Skip the pictures. Repeat everything else in the records word for word.

==========

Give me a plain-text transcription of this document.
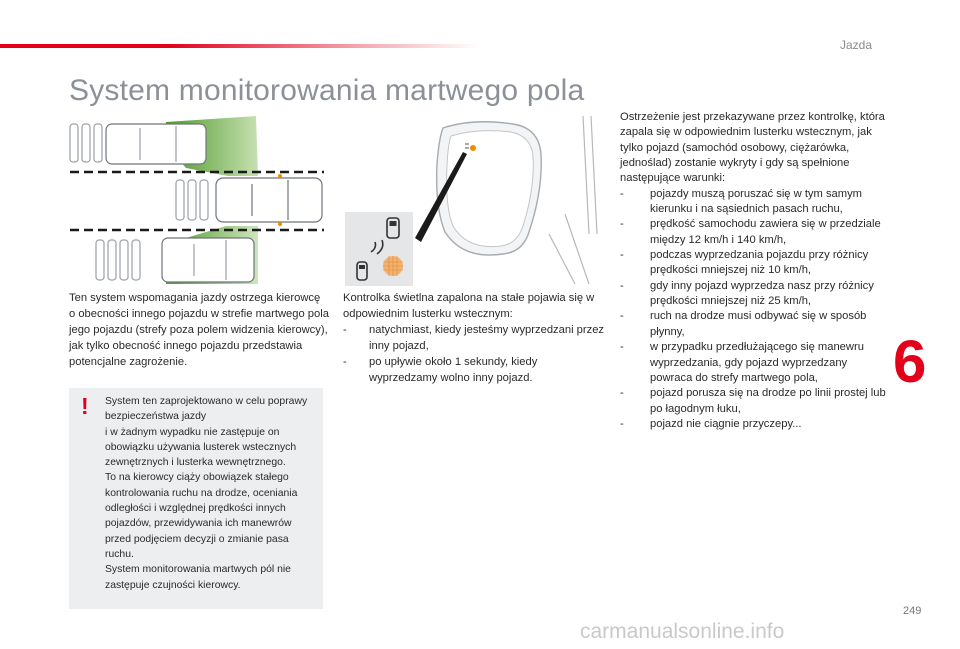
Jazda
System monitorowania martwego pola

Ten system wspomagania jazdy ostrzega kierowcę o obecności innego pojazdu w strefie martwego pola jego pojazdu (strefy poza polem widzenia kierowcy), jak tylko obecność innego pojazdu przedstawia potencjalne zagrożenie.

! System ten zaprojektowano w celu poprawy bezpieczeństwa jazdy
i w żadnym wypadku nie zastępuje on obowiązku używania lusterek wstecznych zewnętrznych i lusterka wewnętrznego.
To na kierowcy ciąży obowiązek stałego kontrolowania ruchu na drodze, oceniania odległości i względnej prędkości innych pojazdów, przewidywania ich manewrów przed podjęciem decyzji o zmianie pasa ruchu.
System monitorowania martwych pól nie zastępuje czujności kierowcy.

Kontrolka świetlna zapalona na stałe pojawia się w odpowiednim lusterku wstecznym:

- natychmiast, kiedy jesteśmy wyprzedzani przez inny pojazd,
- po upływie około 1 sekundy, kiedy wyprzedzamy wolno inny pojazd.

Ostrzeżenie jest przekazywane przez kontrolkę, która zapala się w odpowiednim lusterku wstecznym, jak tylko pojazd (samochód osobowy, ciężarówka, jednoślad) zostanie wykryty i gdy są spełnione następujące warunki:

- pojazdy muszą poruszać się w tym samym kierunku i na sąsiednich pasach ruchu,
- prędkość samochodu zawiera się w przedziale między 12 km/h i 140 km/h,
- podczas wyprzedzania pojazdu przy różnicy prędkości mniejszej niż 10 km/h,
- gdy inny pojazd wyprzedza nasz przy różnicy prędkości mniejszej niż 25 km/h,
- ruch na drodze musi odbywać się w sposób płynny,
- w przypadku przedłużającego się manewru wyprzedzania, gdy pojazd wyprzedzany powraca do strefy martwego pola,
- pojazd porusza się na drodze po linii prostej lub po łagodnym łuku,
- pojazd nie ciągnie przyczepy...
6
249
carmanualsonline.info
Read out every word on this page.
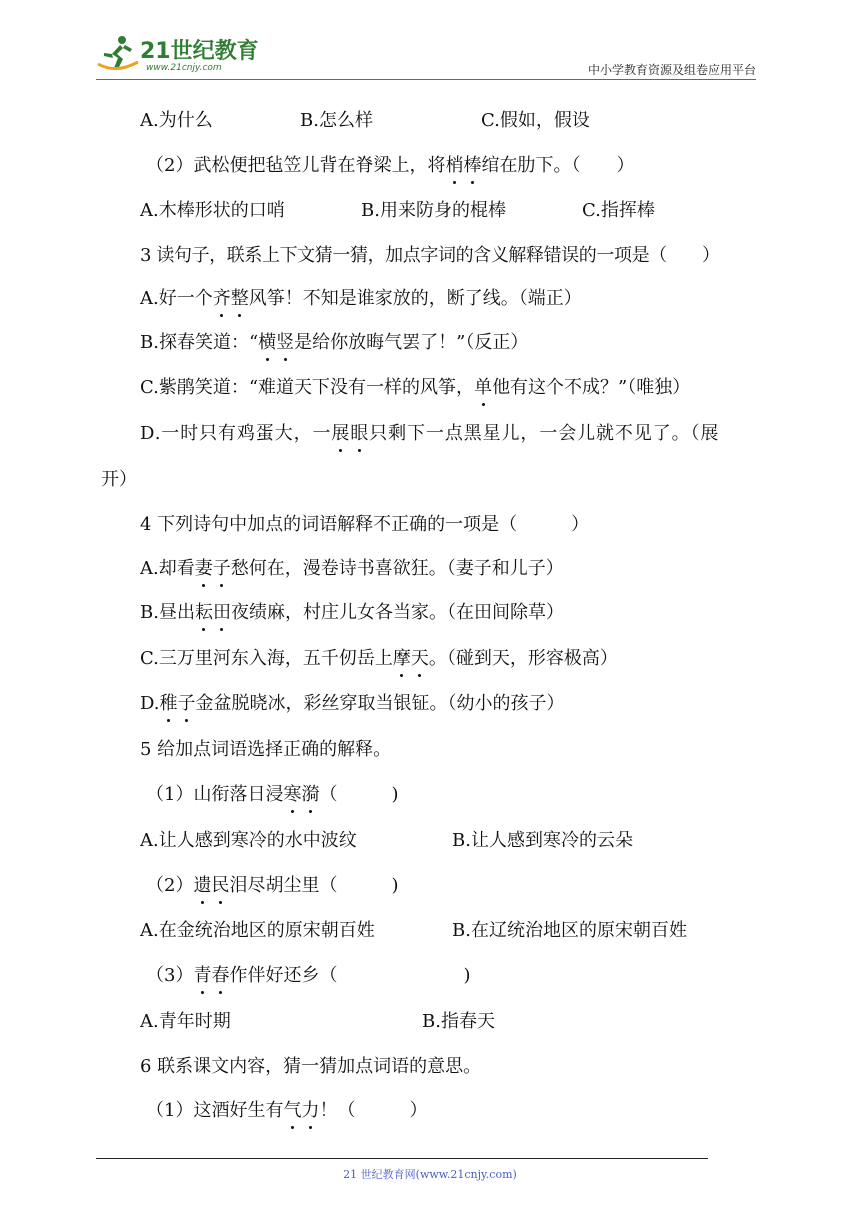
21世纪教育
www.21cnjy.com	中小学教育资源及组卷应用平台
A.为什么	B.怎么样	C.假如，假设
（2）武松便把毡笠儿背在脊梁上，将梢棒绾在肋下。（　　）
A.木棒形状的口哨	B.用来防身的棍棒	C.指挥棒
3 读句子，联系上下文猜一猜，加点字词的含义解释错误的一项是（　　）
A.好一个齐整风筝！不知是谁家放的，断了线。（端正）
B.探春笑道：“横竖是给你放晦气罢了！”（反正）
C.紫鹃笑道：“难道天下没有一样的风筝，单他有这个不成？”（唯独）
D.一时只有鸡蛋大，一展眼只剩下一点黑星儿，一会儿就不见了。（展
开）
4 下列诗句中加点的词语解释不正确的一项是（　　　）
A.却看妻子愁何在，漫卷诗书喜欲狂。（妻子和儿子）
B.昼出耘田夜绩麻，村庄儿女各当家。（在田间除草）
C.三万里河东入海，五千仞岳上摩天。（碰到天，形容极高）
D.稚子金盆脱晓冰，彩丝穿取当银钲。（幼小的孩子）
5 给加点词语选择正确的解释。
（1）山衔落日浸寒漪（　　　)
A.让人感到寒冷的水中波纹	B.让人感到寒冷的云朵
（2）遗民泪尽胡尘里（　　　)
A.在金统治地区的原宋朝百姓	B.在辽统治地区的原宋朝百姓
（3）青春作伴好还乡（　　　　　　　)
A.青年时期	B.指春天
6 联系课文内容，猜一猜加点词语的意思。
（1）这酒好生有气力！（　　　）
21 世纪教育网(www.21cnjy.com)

==========

* Output below:
Give me a plain-text transcription of this document.
Jazda
System monitorowania martwego pola

Ten system wspomagania jazdy ostrzega kierowcę o obecności innego pojazdu w strefie martwego pola jego pojazdu (strefy poza polem widzenia kierowcy), jak tylko obecność innego pojazdu przedstawia potencjalne zagrożenie.

! System ten zaprojektowano w celu poprawy bezpieczeństwa jazdy
i w żadnym wypadku nie zastępuje on obowiązku używania lusterek wstecznych zewnętrznych i lusterka wewnętrznego.
To na kierowcy ciąży obowiązek stałego kontrolowania ruchu na drodze, oceniania odległości i względnej prędkości innych pojazdów, przewidywania ich manewrów przed podjęciem decyzji o zmianie pasa ruchu.
System monitorowania martwych pól nie zastępuje czujności kierowcy.

Kontrolka świetlna zapalona na stałe pojawia się w odpowiednim lusterku wstecznym:

- natychmiast, kiedy jesteśmy wyprzedzani przez inny pojazd,
- po upływie około 1 sekundy, kiedy wyprzedzamy wolno inny pojazd.

Ostrzeżenie jest przekazywane przez kontrolkę, która zapala się w odpowiednim lusterku wstecznym, jak tylko pojazd (samochód osobowy, ciężarówka, jednoślad) zostanie wykryty i gdy są spełnione następujące warunki:

- pojazdy muszą poruszać się w tym samym kierunku i na sąsiednich pasach ruchu,
- prędkość samochodu zawiera się w przedziale między 12 km/h i 140 km/h,
- podczas wyprzedzania pojazdu przy różnicy prędkości mniejszej niż 10 km/h,
- gdy inny pojazd wyprzedza nasz przy różnicy prędkości mniejszej niż 25 km/h,
- ruch na drodze musi odbywać się w sposób płynny,
- w przypadku przedłużającego się manewru wyprzedzania, gdy pojazd wyprzedzany powraca do strefy martwego pola,
- pojazd porusza się na drodze po linii prostej lub po łagodnym łuku,
- pojazd nie ciągnie przyczepy...
6
249
carmanualsonline.info
Read out every word on this page.
21世纪教育
www.21cnjy.com	中小学教育资源及组卷应用平台
A.为什么	B.怎么样	C.假如，假设
（2）武松便把毡笠儿背在脊梁上，将梢棒绾在肋下。（　　）
A.木棒形状的口哨	B.用来防身的棍棒	C.指挥棒
3 读句子，联系上下文猜一猜，加点字词的含义解释错误的一项是（　　）
A.好一个齐整风筝！不知是谁家放的，断了线。（端正）
B.探春笑道：“横竖是给你放晦气罢了！”（反正）
C.紫鹃笑道：“难道天下没有一样的风筝，单他有这个不成？”（唯独）
D.一时只有鸡蛋大，一展眼只剩下一点黑星儿，一会儿就不见了。（展
开）
4 下列诗句中加点的词语解释不正确的一项是（　　　）
A.却看妻子愁何在，漫卷诗书喜欲狂。（妻子和儿子）
B.昼出耘田夜绩麻，村庄儿女各当家。（在田间除草）
C.三万里河东入海，五千仞岳上摩天。（碰到天，形容极高）
D.稚子金盆脱晓冰，彩丝穿取当银钲。（幼小的孩子）
5 给加点词语选择正确的解释。
（1）山衔落日浸寒漪（　　　)
A.让人感到寒冷的水中波纹	B.让人感到寒冷的云朵
（2）遗民泪尽胡尘里（　　　)
A.在金统治地区的原宋朝百姓	B.在辽统治地区的原宋朝百姓
（3）青春作伴好还乡（　　　　　　　)
A.青年时期	B.指春天
6 联系课文内容，猜一猜加点词语的意思。
（1）这酒好生有气力！（　　　）
21 世纪教育网(www.21cnjy.com)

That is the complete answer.